### WHAT THE TASK ASKS
Output each entry verbatim and exclude every picture from it.

### TASK INPUTS
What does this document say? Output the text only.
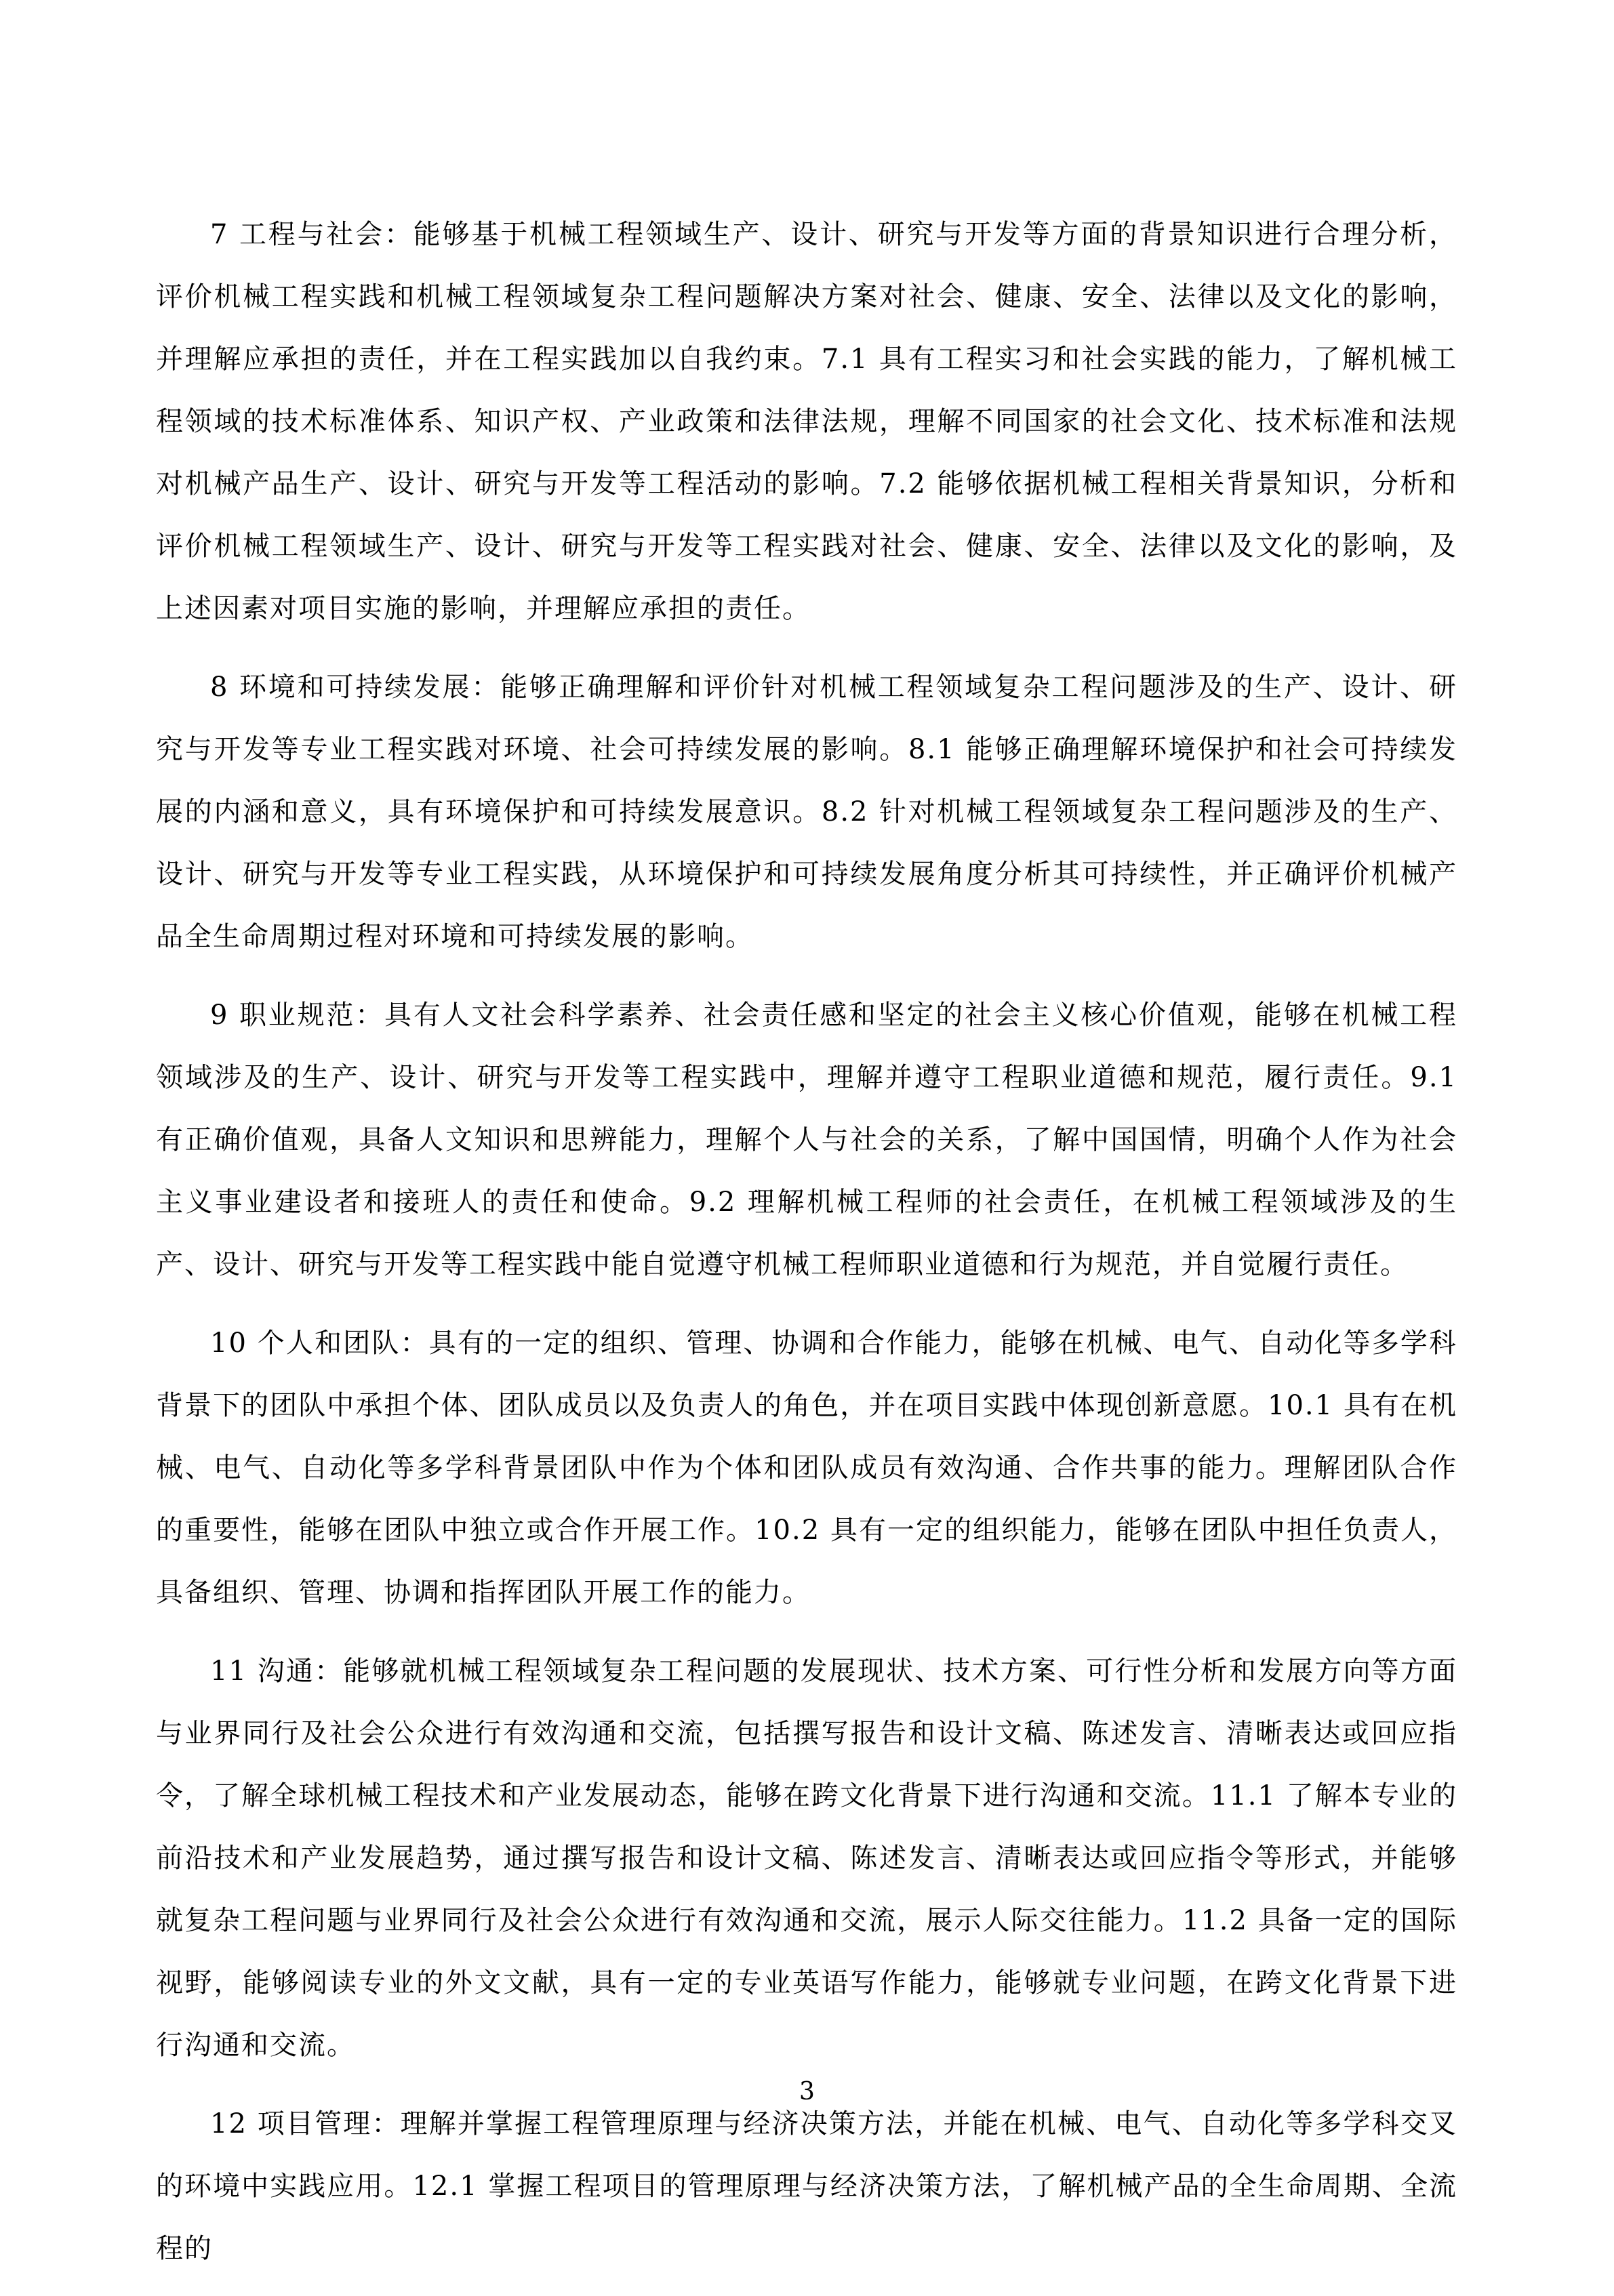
7 工程与社会：能够基于机械工程领域生产、设计、研究与开发等方面的背景知识进行合理分析，评价机械工程实践和机械工程领域复杂工程问题解决方案对社会、健康、安全、法律以及文化的影响，并理解应承担的责任，并在工程实践加以自我约束。7.1 具有工程实习和社会实践的能力，了解机械工程领域的技术标准体系、知识产权、产业政策和法律法规，理解不同国家的社会文化、技术标准和法规对机械产品生产、设计、研究与开发等工程活动的影响。7.2 能够依据机械工程相关背景知识，分析和评价机械工程领域生产、设计、研究与开发等工程实践对社会、健康、安全、法律以及文化的影响，及上述因素对项目实施的影响，并理解应承担的责任。

8 环境和可持续发展：能够正确理解和评价针对机械工程领域复杂工程问题涉及的生产、设计、研究与开发等专业工程实践对环境、社会可持续发展的影响。8.1 能够正确理解环境保护和社会可持续发展的内涵和意义，具有环境保护和可持续发展意识。8.2 针对机械工程领域复杂工程问题涉及的生产、设计、研究与开发等专业工程实践，从环境保护和可持续发展角度分析其可持续性，并正确评价机械产品全生命周期过程对环境和可持续发展的影响。

9 职业规范：具有人文社会科学素养、社会责任感和坚定的社会主义核心价值观，能够在机械工程领域涉及的生产、设计、研究与开发等工程实践中，理解并遵守工程职业道德和规范，履行责任。9.1 有正确价值观，具备人文知识和思辨能力，理解个人与社会的关系，了解中国国情，明确个人作为社会主义事业建设者和接班人的责任和使命。9.2 理解机械工程师的社会责任，在机械工程领域涉及的生产、设计、研究与开发等工程实践中能自觉遵守机械工程师职业道德和行为规范，并自觉履行责任。

10 个人和团队：具有的一定的组织、管理、协调和合作能力，能够在机械、电气、自动化等多学科背景下的团队中承担个体、团队成员以及负责人的角色，并在项目实践中体现创新意愿。10.1 具有在机械、电气、自动化等多学科背景团队中作为个体和团队成员有效沟通、合作共事的能力。理解团队合作的重要性，能够在团队中独立或合作开展工作。10.2 具有一定的组织能力，能够在团队中担任负责人，具备组织、管理、协调和指挥团队开展工作的能力。

11 沟通：能够就机械工程领域复杂工程问题的发展现状、技术方案、可行性分析和发展方向等方面与业界同行及社会公众进行有效沟通和交流，包括撰写报告和设计文稿、陈述发言、清晰表达或回应指令，了解全球机械工程技术和产业发展动态，能够在跨文化背景下进行沟通和交流。11.1 了解本专业的前沿技术和产业发展趋势，通过撰写报告和设计文稿、陈述发言、清晰表达或回应指令等形式，并能够就复杂工程问题与业界同行及社会公众进行有效沟通和交流，展示人际交往能力。11.2 具备一定的国际视野，能够阅读专业的外文文献，具有一定的专业英语写作能力，能够就专业问题，在跨文化背景下进行沟通和交流。

12 项目管理：理解并掌握工程管理原理与经济决策方法，并能在机械、电气、自动化等多学科交叉的环境中实践应用。12.1 掌握工程项目的管理原理与经济决策方法，了解机械产品的全生命周期、全流程的

3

### OUTPUT FOR THIS TASK
What does this document say? Output the text only.
7 工程与社会：能够基于机械工程领域生产、设计、研究与开发等方面的背景知识进行合理分析，评价机械工程实践和机械工程领域复杂工程问题解决方案对社会、健康、安全、法律以及文化的影响，并理解应承担的责任，并在工程实践加以自我约束。7.1 具有工程实习和社会实践的能力，了解机械工程领域的技术标准体系、知识产权、产业政策和法律法规，理解不同国家的社会文化、技术标准和法规对机械产品生产、设计、研究与开发等工程活动的影响。7.2 能够依据机械工程相关背景知识，分析和评价机械工程领域生产、设计、研究与开发等工程实践对社会、健康、安全、法律以及文化的影响，及上述因素对项目实施的影响，并理解应承担的责任。

8 环境和可持续发展：能够正确理解和评价针对机械工程领域复杂工程问题涉及的生产、设计、研究与开发等专业工程实践对环境、社会可持续发展的影响。8.1 能够正确理解环境保护和社会可持续发展的内涵和意义，具有环境保护和可持续发展意识。8.2 针对机械工程领域复杂工程问题涉及的生产、设计、研究与开发等专业工程实践，从环境保护和可持续发展角度分析其可持续性，并正确评价机械产品全生命周期过程对环境和可持续发展的影响。

9 职业规范：具有人文社会科学素养、社会责任感和坚定的社会主义核心价值观，能够在机械工程领域涉及的生产、设计、研究与开发等工程实践中，理解并遵守工程职业道德和规范，履行责任。9.1 有正确价值观，具备人文知识和思辨能力，理解个人与社会的关系，了解中国国情，明确个人作为社会主义事业建设者和接班人的责任和使命。9.2 理解机械工程师的社会责任，在机械工程领域涉及的生产、设计、研究与开发等工程实践中能自觉遵守机械工程师职业道德和行为规范，并自觉履行责任。

10 个人和团队：具有的一定的组织、管理、协调和合作能力，能够在机械、电气、自动化等多学科背景下的团队中承担个体、团队成员以及负责人的角色，并在项目实践中体现创新意愿。10.1 具有在机械、电气、自动化等多学科背景团队中作为个体和团队成员有效沟通、合作共事的能力。理解团队合作的重要性，能够在团队中独立或合作开展工作。10.2 具有一定的组织能力，能够在团队中担任负责人，具备组织、管理、协调和指挥团队开展工作的能力。

11 沟通：能够就机械工程领域复杂工程问题的发展现状、技术方案、可行性分析和发展方向等方面与业界同行及社会公众进行有效沟通和交流，包括撰写报告和设计文稿、陈述发言、清晰表达或回应指令，了解全球机械工程技术和产业发展动态，能够在跨文化背景下进行沟通和交流。11.1 了解本专业的前沿技术和产业发展趋势，通过撰写报告和设计文稿、陈述发言、清晰表达或回应指令等形式，并能够就复杂工程问题与业界同行及社会公众进行有效沟通和交流，展示人际交往能力。11.2 具备一定的国际视野，能够阅读专业的外文文献，具有一定的专业英语写作能力，能够就专业问题，在跨文化背景下进行沟通和交流。

12 项目管理：理解并掌握工程管理原理与经济决策方法，并能在机械、电气、自动化等多学科交叉的环境中实践应用。12.1 掌握工程项目的管理原理与经济决策方法，了解机械产品的全生命周期、全流程的

3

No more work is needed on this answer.